* **TASK REQUIREMENTS**
Copy out each line below that has the word "membres" in it.
--------------------------------------------------
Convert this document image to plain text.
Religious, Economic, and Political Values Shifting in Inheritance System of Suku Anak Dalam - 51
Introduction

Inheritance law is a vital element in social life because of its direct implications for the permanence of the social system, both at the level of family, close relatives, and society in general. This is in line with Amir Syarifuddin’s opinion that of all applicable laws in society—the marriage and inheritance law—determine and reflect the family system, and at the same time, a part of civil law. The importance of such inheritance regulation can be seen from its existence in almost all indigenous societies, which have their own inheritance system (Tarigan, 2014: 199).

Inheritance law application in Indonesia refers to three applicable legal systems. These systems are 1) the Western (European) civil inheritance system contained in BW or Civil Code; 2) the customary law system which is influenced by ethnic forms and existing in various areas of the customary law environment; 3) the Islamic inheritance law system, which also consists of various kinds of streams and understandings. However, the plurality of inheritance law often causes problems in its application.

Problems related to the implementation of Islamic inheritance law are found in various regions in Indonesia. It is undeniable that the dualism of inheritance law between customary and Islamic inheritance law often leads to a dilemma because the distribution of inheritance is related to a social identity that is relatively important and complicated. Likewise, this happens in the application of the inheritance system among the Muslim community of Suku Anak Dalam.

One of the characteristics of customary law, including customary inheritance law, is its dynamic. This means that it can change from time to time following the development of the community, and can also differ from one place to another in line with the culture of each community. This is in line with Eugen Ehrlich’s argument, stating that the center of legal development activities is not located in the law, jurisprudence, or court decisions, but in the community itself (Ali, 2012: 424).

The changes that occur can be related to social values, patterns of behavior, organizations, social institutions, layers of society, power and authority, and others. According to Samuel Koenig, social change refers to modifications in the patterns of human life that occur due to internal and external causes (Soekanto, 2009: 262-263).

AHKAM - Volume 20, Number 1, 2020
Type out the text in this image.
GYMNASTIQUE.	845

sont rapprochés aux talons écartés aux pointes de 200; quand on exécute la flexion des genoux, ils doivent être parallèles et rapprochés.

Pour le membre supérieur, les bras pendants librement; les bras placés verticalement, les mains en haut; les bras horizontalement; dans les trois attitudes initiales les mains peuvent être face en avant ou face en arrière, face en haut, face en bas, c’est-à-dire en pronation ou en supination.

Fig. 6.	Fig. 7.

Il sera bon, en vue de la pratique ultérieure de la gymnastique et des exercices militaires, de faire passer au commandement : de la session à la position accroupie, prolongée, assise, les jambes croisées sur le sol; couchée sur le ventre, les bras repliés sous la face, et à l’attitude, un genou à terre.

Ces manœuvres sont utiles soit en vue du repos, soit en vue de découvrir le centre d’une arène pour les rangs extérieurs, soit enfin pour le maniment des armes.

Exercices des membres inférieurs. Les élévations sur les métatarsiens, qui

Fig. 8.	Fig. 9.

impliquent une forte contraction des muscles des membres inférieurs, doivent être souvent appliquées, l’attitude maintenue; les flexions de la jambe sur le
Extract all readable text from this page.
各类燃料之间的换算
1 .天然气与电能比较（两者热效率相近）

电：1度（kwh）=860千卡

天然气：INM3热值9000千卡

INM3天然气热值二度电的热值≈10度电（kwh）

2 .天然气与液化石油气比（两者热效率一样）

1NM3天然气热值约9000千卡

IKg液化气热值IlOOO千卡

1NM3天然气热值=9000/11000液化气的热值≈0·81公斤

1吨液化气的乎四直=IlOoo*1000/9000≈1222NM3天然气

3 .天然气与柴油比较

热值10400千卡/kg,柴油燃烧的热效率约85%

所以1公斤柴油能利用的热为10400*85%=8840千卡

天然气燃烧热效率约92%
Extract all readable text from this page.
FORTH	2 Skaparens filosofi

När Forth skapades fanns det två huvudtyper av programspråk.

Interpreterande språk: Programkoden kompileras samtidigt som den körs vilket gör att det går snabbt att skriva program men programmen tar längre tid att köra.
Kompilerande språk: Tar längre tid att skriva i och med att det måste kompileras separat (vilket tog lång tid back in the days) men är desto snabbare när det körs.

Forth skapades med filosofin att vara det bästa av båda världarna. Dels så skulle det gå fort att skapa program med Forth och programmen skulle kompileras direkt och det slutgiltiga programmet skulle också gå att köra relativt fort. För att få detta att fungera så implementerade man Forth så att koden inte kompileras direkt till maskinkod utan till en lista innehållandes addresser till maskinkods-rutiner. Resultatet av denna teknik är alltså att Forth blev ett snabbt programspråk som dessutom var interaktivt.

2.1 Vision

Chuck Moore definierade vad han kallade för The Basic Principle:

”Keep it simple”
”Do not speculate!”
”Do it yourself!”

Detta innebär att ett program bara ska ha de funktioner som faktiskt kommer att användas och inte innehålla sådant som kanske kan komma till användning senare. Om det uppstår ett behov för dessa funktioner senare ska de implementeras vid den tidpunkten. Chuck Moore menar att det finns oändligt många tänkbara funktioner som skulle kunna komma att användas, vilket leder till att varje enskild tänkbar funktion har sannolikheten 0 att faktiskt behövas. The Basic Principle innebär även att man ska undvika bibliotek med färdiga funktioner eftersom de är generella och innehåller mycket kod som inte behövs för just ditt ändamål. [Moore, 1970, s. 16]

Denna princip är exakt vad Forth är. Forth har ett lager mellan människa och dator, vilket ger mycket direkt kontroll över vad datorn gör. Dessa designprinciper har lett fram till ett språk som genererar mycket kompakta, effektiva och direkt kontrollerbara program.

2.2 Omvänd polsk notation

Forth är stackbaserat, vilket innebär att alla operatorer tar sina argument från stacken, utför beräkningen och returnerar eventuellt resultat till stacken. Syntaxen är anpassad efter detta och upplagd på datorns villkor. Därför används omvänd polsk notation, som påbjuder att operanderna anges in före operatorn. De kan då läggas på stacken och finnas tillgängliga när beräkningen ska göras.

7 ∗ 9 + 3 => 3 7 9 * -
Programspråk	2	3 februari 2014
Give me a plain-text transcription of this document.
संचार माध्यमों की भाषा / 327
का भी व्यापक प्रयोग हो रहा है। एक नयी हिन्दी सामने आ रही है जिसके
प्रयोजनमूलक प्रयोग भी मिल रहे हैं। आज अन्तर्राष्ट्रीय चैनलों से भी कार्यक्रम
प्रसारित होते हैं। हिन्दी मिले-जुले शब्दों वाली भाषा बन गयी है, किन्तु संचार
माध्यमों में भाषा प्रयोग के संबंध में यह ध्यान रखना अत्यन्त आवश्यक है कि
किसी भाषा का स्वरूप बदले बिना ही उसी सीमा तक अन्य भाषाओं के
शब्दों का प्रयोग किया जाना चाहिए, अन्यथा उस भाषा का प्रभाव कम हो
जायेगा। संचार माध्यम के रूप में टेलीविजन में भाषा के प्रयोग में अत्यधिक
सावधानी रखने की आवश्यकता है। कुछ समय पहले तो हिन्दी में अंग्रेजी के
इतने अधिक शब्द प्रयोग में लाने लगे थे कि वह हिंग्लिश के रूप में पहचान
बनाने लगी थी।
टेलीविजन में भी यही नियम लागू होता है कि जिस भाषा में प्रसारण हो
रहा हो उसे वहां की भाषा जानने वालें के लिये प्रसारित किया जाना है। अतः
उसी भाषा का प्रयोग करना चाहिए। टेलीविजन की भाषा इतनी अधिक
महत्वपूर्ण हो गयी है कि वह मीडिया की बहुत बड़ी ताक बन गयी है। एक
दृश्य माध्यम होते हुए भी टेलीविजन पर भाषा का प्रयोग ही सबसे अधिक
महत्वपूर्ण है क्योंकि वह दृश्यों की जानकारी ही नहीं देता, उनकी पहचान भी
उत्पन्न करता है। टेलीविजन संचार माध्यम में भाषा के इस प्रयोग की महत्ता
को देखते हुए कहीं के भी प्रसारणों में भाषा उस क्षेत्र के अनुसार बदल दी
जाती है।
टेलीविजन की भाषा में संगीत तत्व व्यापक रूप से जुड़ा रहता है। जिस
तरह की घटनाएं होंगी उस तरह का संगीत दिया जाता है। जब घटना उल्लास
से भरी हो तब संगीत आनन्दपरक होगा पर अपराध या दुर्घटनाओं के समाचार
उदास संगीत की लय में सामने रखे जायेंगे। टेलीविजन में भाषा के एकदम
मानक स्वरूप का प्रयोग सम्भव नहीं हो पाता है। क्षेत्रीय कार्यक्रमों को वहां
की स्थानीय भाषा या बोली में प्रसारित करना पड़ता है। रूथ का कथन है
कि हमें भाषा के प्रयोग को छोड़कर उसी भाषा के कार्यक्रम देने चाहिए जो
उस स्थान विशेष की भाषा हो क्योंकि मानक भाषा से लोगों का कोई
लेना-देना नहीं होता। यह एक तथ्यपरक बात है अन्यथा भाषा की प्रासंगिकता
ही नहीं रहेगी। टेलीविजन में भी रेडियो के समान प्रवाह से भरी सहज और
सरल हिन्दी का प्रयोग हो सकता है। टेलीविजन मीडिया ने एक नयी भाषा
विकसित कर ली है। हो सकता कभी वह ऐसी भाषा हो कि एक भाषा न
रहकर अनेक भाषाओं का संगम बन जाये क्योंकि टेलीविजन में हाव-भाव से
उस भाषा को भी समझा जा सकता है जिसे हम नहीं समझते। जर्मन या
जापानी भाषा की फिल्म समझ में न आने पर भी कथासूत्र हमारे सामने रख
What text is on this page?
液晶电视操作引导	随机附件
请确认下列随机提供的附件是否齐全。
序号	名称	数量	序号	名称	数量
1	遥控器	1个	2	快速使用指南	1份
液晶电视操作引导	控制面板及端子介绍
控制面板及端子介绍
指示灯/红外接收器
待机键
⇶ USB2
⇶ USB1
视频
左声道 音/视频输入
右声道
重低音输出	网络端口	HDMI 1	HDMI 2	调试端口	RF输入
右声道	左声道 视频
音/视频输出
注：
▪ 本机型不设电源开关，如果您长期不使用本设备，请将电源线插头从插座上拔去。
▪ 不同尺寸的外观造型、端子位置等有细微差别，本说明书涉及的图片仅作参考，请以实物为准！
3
--------------------------------------------------
* **RESULT OF THIS TASK**
Exercices des membres inférieurs. Les élévations sur les métatarsiens, qui
impliquent une forte contraction des muscles des membres inférieurs, doivent être souvent appliquées, l’attitude maintenue; les flexions de la jambe sur le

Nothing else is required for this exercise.